STATED EXERCISE =
Among the entries below, count the lines that contain the word "them". Write down only the total.
>> start MATERIAL TO PROCESS
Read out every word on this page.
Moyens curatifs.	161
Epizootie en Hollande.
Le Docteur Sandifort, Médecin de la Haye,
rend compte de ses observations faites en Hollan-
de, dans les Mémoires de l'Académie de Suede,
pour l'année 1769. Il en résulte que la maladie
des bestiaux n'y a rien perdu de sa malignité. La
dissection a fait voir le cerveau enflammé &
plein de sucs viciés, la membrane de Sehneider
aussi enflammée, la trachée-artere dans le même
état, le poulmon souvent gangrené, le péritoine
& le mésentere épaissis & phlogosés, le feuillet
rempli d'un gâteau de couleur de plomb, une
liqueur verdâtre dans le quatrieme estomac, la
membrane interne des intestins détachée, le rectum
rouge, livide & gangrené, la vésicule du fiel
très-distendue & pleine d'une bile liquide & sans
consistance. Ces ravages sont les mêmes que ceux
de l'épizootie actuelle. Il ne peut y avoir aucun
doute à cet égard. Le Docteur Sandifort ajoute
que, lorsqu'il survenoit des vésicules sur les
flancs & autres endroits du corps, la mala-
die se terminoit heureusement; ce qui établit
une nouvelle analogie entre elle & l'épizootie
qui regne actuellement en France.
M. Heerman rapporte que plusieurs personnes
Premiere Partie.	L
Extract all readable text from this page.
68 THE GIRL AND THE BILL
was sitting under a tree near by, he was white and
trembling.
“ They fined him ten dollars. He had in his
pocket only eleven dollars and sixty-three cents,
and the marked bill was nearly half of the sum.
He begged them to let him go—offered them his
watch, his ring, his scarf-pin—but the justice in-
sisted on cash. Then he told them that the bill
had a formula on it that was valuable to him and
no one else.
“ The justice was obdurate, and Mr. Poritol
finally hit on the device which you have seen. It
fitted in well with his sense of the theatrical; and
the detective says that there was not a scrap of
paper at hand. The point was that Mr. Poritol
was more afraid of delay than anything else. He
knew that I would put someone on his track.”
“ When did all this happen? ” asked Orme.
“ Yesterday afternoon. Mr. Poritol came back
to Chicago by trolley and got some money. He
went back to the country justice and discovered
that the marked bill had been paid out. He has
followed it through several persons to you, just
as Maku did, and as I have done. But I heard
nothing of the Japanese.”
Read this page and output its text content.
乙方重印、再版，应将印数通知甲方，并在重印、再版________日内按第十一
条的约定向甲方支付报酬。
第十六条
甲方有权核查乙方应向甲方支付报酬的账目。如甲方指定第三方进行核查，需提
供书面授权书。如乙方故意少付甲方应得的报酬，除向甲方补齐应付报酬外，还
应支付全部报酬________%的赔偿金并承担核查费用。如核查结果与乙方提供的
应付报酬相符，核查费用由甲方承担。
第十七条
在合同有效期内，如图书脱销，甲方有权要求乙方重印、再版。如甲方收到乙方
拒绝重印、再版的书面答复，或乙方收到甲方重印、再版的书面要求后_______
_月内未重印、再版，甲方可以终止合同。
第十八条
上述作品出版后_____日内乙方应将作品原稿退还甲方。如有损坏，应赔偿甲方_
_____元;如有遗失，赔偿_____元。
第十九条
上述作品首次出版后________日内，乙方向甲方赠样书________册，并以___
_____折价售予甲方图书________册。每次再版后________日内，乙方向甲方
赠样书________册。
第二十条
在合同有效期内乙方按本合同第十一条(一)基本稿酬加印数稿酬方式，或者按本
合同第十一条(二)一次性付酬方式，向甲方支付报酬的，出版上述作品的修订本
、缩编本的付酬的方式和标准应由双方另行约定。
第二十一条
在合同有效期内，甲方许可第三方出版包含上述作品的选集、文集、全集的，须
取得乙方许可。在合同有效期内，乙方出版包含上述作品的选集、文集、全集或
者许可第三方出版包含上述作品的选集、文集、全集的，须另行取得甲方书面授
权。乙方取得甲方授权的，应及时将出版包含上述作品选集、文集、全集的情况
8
>> end MATERIAL TO PROCESS
THE ANSWER =
2